# [EXERCISE INSTRUCTIONS]
Copy each line of the listing below exactly.

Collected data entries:
┄┄┄┄┄┄┄┄┄┄

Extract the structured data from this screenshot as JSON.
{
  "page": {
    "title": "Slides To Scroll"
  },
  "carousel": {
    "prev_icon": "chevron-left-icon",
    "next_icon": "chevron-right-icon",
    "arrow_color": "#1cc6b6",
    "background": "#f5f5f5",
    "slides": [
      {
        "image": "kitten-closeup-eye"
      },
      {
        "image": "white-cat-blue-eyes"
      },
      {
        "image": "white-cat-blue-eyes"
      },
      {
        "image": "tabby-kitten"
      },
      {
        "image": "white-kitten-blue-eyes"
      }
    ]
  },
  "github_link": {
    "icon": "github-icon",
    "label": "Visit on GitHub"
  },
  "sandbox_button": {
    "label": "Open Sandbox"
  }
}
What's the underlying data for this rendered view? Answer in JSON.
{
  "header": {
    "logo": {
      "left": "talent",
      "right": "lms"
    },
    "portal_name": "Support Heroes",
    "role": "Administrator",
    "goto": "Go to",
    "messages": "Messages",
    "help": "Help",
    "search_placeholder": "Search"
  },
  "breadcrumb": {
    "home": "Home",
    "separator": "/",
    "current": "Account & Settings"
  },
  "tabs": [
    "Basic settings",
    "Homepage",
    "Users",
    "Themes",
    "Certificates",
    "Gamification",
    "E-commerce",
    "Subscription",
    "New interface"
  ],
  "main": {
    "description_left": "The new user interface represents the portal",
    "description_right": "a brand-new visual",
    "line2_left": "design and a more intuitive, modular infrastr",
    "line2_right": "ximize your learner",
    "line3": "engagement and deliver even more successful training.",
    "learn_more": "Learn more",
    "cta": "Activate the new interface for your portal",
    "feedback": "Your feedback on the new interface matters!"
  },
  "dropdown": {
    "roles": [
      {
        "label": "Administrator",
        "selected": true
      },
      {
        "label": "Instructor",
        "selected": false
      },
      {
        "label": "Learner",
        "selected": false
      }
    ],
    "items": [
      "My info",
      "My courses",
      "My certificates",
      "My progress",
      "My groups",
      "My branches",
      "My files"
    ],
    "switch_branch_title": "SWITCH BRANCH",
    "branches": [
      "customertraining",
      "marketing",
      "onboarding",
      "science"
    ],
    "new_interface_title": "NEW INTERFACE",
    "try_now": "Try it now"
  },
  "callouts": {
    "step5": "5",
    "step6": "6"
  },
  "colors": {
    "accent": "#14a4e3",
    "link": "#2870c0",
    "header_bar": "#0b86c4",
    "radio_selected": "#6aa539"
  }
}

┄┄┄┄┄┄┄┄┄┄

# [TASK SOLUTION]
Extract the structured data from this screenshot as JSON.
{
  "page": {
    "title": "Slides To Scroll"
  },
  "carousel": {
    "prev_icon": "chevron-left-icon",
    "next_icon": "chevron-right-icon",
    "arrow_color": "#1cc6b6",
    "background": "#f5f5f5",
    "slides": [
      {
        "image": "kitten-closeup-eye"
      },
      {
        "image": "white-cat-blue-eyes"
      },
      {
        "image": "white-cat-blue-eyes"
      },
      {
        "image": "tabby-kitten"
      },
      {
        "image": "white-kitten-blue-eyes"
      }
    ]
  },
  "github_link": {
    "icon": "github-icon",
    "label": "Visit on GitHub"
  },
  "sandbox_button": {
    "label": "Open Sandbox"
  }
}
What's the underlying data for this rendered view? Answer in JSON.
{
  "header": {
    "logo": {
      "left": "talent",
      "right": "lms"
    },
    "portal_name": "Support Heroes",
    "role": "Administrator",
    "goto": "Go to",
    "messages": "Messages",
    "help": "Help",
    "search_placeholder": "Search"
  },
  "breadcrumb": {
    "home": "Home",
    "separator": "/",
    "current": "Account & Settings"
  },
  "tabs": [
    "Basic settings",
    "Homepage",
    "Users",
    "Themes",
    "Certificates",
    "Gamification",
    "E-commerce",
    "Subscription",
    "New interface"
  ],
  "main": {
    "description_left": "The new user interface represents the portal",
    "description_right": "a brand-new visual",
    "line2_left": "design and a more intuitive, modular infrastr",
    "line2_right": "ximize your learner",
    "line3": "engagement and deliver even more successful training.",
    "learn_more": "Learn more",
    "cta": "Activate the new interface for your portal",
    "feedback": "Your feedback on the new interface matters!"
  },
  "dropdown": {
    "roles": [
      {
        "label": "Administrator",
        "selected": true
      },
      {
        "label": "Instructor",
        "selected": false
      },
      {
        "label": "Learner",
        "selected": false
      }
    ],
    "items": [
      "My info",
      "My courses",
      "My certificates",
      "My progress",
      "My groups",
      "My branches",
      "My files"
    ],
    "switch_branch_title": "SWITCH BRANCH",
    "branches": [
      "customertraining",
      "marketing",
      "onboarding",
      "science"
    ],
    "new_interface_title": "NEW INTERFACE",
    "try_now": "Try it now"
  },
  "callouts": {
    "step5": "5",
    "step6": "6"
  },
  "colors": {
    "accent": "#14a4e3",
    "link": "#2870c0",
    "header_bar": "#0b86c4",
    "radio_selected": "#6aa539"
  }
}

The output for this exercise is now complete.